# [Aim of the exercise]
Write out the records word for word, from their first line through the line containing "Text: O: O [178, 98, 188, 111]", including both of those lines.

▶

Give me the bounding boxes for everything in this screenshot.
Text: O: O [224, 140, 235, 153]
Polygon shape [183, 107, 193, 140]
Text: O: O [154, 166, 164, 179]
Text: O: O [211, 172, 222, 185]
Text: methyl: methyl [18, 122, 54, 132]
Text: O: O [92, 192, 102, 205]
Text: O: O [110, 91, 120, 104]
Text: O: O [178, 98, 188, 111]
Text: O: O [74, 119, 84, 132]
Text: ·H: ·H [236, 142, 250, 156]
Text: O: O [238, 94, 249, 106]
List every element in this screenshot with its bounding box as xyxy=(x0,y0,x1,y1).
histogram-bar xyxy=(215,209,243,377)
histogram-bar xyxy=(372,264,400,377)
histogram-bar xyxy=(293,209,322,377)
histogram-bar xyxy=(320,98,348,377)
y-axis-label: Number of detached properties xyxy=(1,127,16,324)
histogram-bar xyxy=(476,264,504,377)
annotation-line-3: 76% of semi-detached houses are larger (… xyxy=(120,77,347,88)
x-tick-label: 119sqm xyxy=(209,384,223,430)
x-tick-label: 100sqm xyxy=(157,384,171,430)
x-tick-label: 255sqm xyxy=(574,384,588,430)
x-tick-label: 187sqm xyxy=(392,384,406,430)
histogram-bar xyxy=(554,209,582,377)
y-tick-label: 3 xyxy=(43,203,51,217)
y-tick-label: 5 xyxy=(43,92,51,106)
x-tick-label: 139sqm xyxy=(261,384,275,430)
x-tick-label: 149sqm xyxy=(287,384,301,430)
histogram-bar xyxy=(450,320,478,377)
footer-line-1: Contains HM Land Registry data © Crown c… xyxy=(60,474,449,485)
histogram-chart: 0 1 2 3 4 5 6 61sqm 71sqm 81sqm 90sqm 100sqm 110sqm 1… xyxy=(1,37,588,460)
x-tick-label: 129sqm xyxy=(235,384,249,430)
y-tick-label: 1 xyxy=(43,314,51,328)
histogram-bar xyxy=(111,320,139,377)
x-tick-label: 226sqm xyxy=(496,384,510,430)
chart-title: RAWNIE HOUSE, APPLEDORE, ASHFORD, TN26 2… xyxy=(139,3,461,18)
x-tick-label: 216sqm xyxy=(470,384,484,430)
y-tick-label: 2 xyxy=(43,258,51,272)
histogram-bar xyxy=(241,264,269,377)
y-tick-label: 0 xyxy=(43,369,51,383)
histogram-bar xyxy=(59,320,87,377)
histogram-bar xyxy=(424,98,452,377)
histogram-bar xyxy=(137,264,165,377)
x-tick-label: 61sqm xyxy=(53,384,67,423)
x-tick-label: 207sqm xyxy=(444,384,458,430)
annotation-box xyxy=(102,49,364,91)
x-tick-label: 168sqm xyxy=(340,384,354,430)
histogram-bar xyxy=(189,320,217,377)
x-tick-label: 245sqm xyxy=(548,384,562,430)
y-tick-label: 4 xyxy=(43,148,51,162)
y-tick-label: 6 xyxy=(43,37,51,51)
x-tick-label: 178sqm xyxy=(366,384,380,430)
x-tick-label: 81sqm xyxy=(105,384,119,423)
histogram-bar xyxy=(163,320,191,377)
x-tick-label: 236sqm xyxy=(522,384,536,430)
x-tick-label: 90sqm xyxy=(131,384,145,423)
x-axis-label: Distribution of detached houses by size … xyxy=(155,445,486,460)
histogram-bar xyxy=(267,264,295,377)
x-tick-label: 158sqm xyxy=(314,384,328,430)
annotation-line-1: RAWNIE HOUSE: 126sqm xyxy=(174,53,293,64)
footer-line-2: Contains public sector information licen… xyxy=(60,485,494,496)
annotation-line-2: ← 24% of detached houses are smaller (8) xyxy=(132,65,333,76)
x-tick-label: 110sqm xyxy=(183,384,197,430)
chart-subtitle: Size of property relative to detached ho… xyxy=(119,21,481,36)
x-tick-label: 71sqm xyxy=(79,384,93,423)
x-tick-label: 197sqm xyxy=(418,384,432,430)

◀

# [Response to the exercise]
Give me the bounding boxes for everything in this screenshot.
Text: O: O [224, 140, 235, 153]
Polygon shape [183, 107, 193, 140]
Text: O: O [154, 166, 164, 179]
Text: O: O [211, 172, 222, 185]
Text: methyl: methyl [18, 122, 54, 132]
Text: O: O [92, 192, 102, 205]
Text: O: O [110, 91, 120, 104]
Text: O: O [178, 98, 188, 111]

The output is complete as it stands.